(Recorded data)

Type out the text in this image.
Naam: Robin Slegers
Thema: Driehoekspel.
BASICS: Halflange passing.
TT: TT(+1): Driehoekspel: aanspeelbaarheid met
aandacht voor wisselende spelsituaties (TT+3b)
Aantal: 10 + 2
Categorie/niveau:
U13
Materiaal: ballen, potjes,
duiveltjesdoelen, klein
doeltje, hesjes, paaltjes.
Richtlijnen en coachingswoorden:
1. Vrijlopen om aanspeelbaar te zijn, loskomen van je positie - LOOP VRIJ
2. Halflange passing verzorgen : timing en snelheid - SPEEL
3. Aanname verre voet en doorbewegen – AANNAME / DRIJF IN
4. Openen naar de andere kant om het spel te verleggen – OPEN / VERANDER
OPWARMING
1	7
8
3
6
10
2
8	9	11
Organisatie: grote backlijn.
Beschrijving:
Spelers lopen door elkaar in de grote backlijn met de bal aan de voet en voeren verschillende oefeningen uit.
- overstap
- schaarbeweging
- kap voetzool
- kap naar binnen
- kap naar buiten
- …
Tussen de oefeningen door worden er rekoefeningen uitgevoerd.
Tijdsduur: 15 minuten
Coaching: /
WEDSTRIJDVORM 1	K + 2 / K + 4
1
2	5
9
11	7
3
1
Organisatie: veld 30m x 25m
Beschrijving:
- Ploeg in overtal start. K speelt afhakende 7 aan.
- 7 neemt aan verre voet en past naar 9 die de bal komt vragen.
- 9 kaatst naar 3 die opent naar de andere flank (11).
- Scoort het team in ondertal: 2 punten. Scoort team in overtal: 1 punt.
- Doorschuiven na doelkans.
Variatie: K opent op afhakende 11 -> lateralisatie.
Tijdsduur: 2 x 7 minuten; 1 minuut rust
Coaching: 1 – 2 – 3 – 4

_Task instructions_
Would you copy out each line exactly as written?

_Task response_
Type out the text in this image.
Naam: Robin Slegers
Thema: Driehoekspel.
BASICS: Halflange passing.
TT: TT(+1): Driehoekspel: aanspeelbaarheid met
aandacht voor wisselende spelsituaties (TT+3b)
Aantal: 10 + 2
Categorie/niveau:
U13
Materiaal: ballen, potjes,
duiveltjesdoelen, klein
doeltje, hesjes, paaltjes.
Richtlijnen en coachingswoorden:
1. Vrijlopen om aanspeelbaar te zijn, loskomen van je positie - LOOP VRIJ
2. Halflange passing verzorgen : timing en snelheid - SPEEL
3. Aanname verre voet en doorbewegen – AANNAME / DRIJF IN
4. Openen naar de andere kant om het spel te verleggen – OPEN / VERANDER
OPWARMING
1	7
8
3
6
10
2
8	9	11
Organisatie: grote backlijn.
Beschrijving:
Spelers lopen door elkaar in de grote backlijn met de bal aan de voet en voeren verschillende oefeningen uit.
- overstap
- schaarbeweging
- kap voetzool
- kap naar binnen
- kap naar buiten
- …
Tussen de oefeningen door worden er rekoefeningen uitgevoerd.
Tijdsduur: 15 minuten
Coaching: /
WEDSTRIJDVORM 1	K + 2 / K + 4
1
2	5
9
11	7
3
1
Organisatie: veld 30m x 25m
Beschrijving:
- Ploeg in overtal start. K speelt afhakende 7 aan.
- 7 neemt aan verre voet en past naar 9 die de bal komt vragen.
- 9 kaatst naar 3 die opent naar de andere flank (11).
- Scoort het team in ondertal: 2 punten. Scoort team in overtal: 1 punt.
- Doorschuiven na doelkans.
Variatie: K opent op afhakende 11 -> lateralisatie.
Tijdsduur: 2 x 7 minuten; 1 minuut rust
Coaching: 1 – 2 – 3 – 4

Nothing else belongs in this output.